- _Task to complete_:
Transcribe the entries that follow exactly as they appear, minus pictures.

§

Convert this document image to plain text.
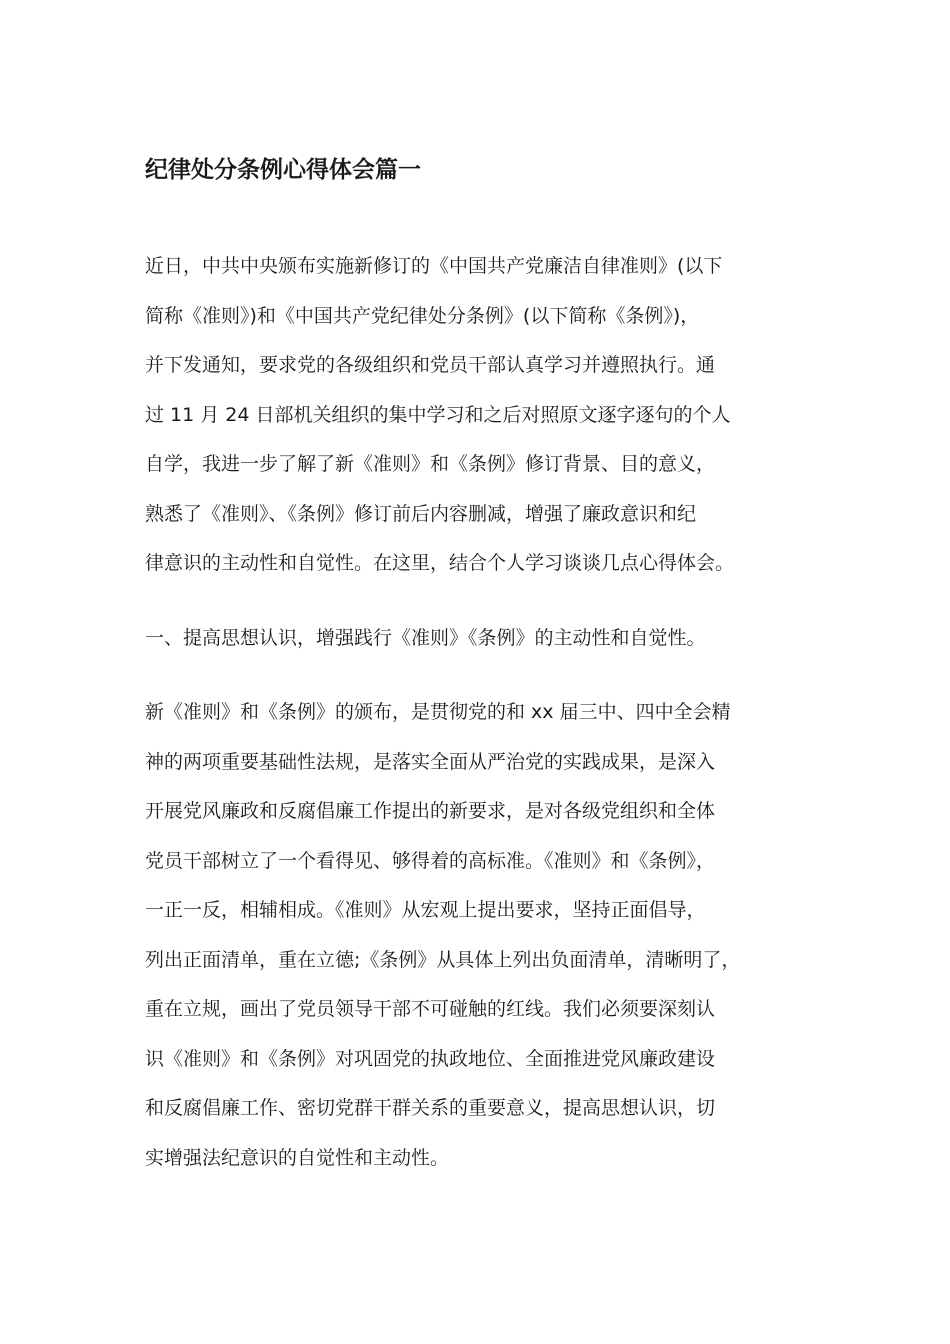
纪律处分条例心得体会篇一
近日，中共中央颁布实施新修订的《中国共产党廉洁自律准则》(以下
简称《准则》)和《中国共产党纪律处分条例》(以下简称《条例》)，
并下发通知，要求党的各级组织和党员干部认真学习并遵照执行。通
过 11 月 24 日部机关组织的集中学习和之后对照原文逐字逐句的个人
自学，我进一步了解了新《准则》和《条例》修订背景、目的意义，
熟悉了《准则》、《条例》修订前后内容删减，增强了廉政意识和纪
律意识的主动性和自觉性。在这里，结合个人学习谈谈几点心得体会。
一、提高思想认识，增强践行《准则》《条例》的主动性和自觉性。
新《准则》和《条例》的颁布，是贯彻党的和 xx 届三中、四中全会精
神的两项重要基础性法规，是落实全面从严治党的实践成果，是深入
开展党风廉政和反腐倡廉工作提出的新要求，是对各级党组织和全体
党员干部树立了一个看得见、够得着的高标准。《准则》和《条例》，
一正一反，相辅相成。《准则》从宏观上提出要求，坚持正面倡导，
列出正面清单，重在立德;《条例》从具体上列出负面清单，清晰明了，
重在立规，画出了党员领导干部不可碰触的红线。我们必须要深刻认
识《准则》和《条例》对巩固党的执政地位、全面推进党风廉政建设
和反腐倡廉工作、密切党群干群关系的重要意义，提高思想认识，切
实增强法纪意识的自觉性和主动性。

§

- _Complete response_:
Convert this document image to plain text.
纪律处分条例心得体会篇一
近日，中共中央颁布实施新修订的《中国共产党廉洁自律准则》(以下
简称《准则》)和《中国共产党纪律处分条例》(以下简称《条例》)，
并下发通知，要求党的各级组织和党员干部认真学习并遵照执行。通
过 11 月 24 日部机关组织的集中学习和之后对照原文逐字逐句的个人
自学，我进一步了解了新《准则》和《条例》修订背景、目的意义，
熟悉了《准则》、《条例》修订前后内容删减，增强了廉政意识和纪
律意识的主动性和自觉性。在这里，结合个人学习谈谈几点心得体会。
一、提高思想认识，增强践行《准则》《条例》的主动性和自觉性。
新《准则》和《条例》的颁布，是贯彻党的和 xx 届三中、四中全会精
神的两项重要基础性法规，是落实全面从严治党的实践成果，是深入
开展党风廉政和反腐倡廉工作提出的新要求，是对各级党组织和全体
党员干部树立了一个看得见、够得着的高标准。《准则》和《条例》，
一正一反，相辅相成。《准则》从宏观上提出要求，坚持正面倡导，
列出正面清单，重在立德;《条例》从具体上列出负面清单，清晰明了，
重在立规，画出了党员领导干部不可碰触的红线。我们必须要深刻认
识《准则》和《条例》对巩固党的执政地位、全面推进党风廉政建设
和反腐倡廉工作、密切党群干群关系的重要意义，提高思想认识，切
实增强法纪意识的自觉性和主动性。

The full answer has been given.